## begin ENTRIES PROVIDED

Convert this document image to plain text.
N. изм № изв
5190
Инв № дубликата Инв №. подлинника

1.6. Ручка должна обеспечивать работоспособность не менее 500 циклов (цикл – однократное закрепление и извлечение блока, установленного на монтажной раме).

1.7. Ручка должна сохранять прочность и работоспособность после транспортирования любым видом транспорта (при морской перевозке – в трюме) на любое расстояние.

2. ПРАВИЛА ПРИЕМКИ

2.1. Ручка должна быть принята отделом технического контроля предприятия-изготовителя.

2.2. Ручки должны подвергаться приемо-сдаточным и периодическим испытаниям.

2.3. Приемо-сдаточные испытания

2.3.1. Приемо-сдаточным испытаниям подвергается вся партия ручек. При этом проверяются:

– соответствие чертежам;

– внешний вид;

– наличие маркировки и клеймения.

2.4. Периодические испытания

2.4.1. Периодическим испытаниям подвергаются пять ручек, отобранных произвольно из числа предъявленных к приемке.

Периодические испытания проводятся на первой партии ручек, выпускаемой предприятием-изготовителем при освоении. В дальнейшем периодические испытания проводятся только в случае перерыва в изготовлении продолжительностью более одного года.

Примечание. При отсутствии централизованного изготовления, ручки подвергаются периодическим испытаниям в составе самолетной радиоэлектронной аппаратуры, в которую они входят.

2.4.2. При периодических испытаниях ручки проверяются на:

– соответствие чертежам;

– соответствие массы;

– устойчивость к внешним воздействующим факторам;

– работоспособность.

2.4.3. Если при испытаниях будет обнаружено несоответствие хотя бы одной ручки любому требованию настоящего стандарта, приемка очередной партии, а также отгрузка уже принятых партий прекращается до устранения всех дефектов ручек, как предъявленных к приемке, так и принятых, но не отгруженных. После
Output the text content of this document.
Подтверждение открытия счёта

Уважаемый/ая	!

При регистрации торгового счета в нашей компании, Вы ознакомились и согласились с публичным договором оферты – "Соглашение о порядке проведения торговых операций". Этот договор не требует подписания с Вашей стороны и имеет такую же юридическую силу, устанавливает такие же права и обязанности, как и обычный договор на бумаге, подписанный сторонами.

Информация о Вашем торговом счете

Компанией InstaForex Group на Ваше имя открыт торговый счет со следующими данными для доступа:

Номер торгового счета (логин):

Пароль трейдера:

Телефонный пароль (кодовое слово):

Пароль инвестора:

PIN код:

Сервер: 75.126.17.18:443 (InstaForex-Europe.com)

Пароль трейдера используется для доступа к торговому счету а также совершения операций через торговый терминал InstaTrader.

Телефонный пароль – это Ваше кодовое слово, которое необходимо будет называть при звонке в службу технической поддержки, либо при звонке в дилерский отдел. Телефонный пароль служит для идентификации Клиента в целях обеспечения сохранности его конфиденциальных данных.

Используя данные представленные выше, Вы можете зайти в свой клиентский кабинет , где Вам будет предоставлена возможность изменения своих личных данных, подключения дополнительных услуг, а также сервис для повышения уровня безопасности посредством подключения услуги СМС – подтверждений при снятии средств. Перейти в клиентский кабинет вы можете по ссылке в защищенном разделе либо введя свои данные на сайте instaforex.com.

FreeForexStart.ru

## end ENTRIES PROVIDED

__EXERCISE TASK__.
Scan the entries above. Copy each line that has the string "либо".

__RESPONSE TO THIS EXERCISE__.
Телефонный пароль – это Ваше кодовое слово, которое необходимо будет называть при звонке в службу технической поддержки, либо при звонке в дилерский отдел. Телефонный пароль служит для идентификации Клиента в целях обеспечения сохранности его конфиденциальных данных.
Используя данные представленные выше, Вы можете зайти в свой клиентский кабинет , где Вам будет предоставлена возможность изменения своих личных данных, подключения дополнительных услуг, а также сервис для повышения уровня безопасности посредством подключения услуги СМС – подтверждений при снятии средств. Перейти в клиентский кабинет вы можете по ссылке в защищенном разделе либо введя свои данные на сайте instaforex.com.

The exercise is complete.